#### DATA ENTRIES ####

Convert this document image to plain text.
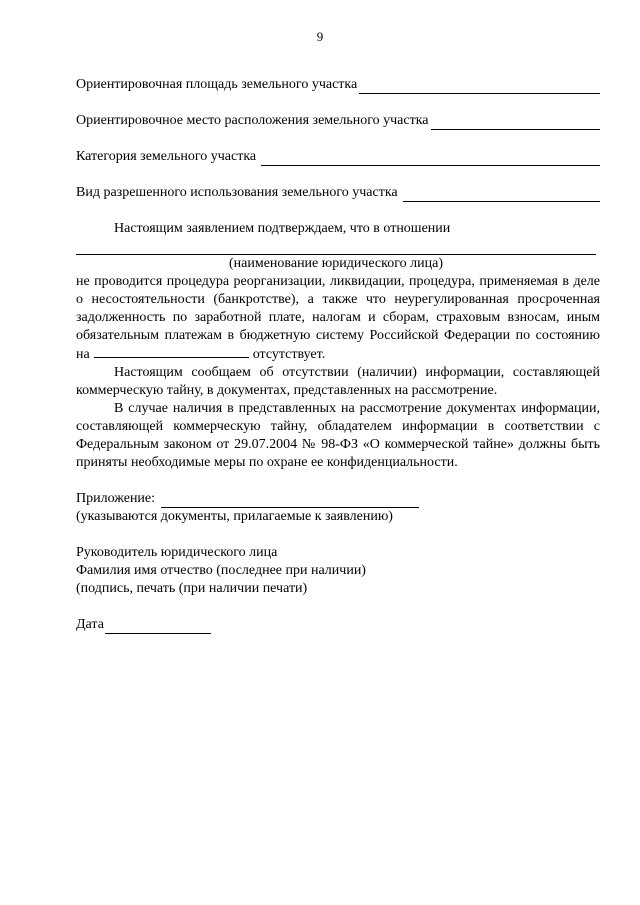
9
Ориентировочная площадь земельного участка
Ориентировочное место расположения земельного участка
Категория земельного участка
Вид разрешенного использования земельного участка
Настоящим заявлением подтверждаем, что в отношении
(наименование юридического лица)

не проводится процедура реорганизации, ликвидации, процедура, применяемая в деле о несостоятельности (банкротстве), а также что неурегулированная просроченная задолженность по заработной плате, налогам и сборам, страховым взносам, иным обязательным платежам в бюджетную систему Российской Федерации по состоянию на	отсутствует.

Настоящим сообщаем об отсутствии (наличии) информации, составляющей коммерческую тайну, в документах, представленных на рассмотрение.

В случае наличия в представленных на рассмотрение документах информации, составляющей коммерческую тайну, обладателем информации в соответствии с Федеральным законом от 29.07.2004 № 98-ФЗ «О коммерческой тайне» должны быть приняты необходимые меры по охране ее конфиденциальности.

Приложение:
(указываются документы, прилагаемые к заявлению)
Руководитель юридического лица
Фамилия имя отчество (последнее при наличии)
(подпись, печать (при наличии печати)
Дата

####

Repeat the data exactly, dropping every picture it holds.

Convert this document image to plain text.
9
Ориентировочная площадь земельного участка
Ориентировочное место расположения земельного участка
Категория земельного участка
Вид разрешенного использования земельного участка
Настоящим заявлением подтверждаем, что в отношении
(наименование юридического лица)

не проводится процедура реорганизации, ликвидации, процедура, применяемая в деле о несостоятельности (банкротстве), а также что неурегулированная просроченная задолженность по заработной плате, налогам и сборам, страховым взносам, иным обязательным платежам в бюджетную систему Российской Федерации по состоянию на	отсутствует.

Настоящим сообщаем об отсутствии (наличии) информации, составляющей коммерческую тайну, в документах, представленных на рассмотрение.

В случае наличия в представленных на рассмотрение документах информации, составляющей коммерческую тайну, обладателем информации в соответствии с Федеральным законом от 29.07.2004 № 98-ФЗ «О коммерческой тайне» должны быть приняты необходимые меры по охране ее конфиденциальности.

Приложение:
(указываются документы, прилагаемые к заявлению)
Руководитель юридического лица
Фамилия имя отчество (последнее при наличии)
(подпись, печать (при наличии печати)
Дата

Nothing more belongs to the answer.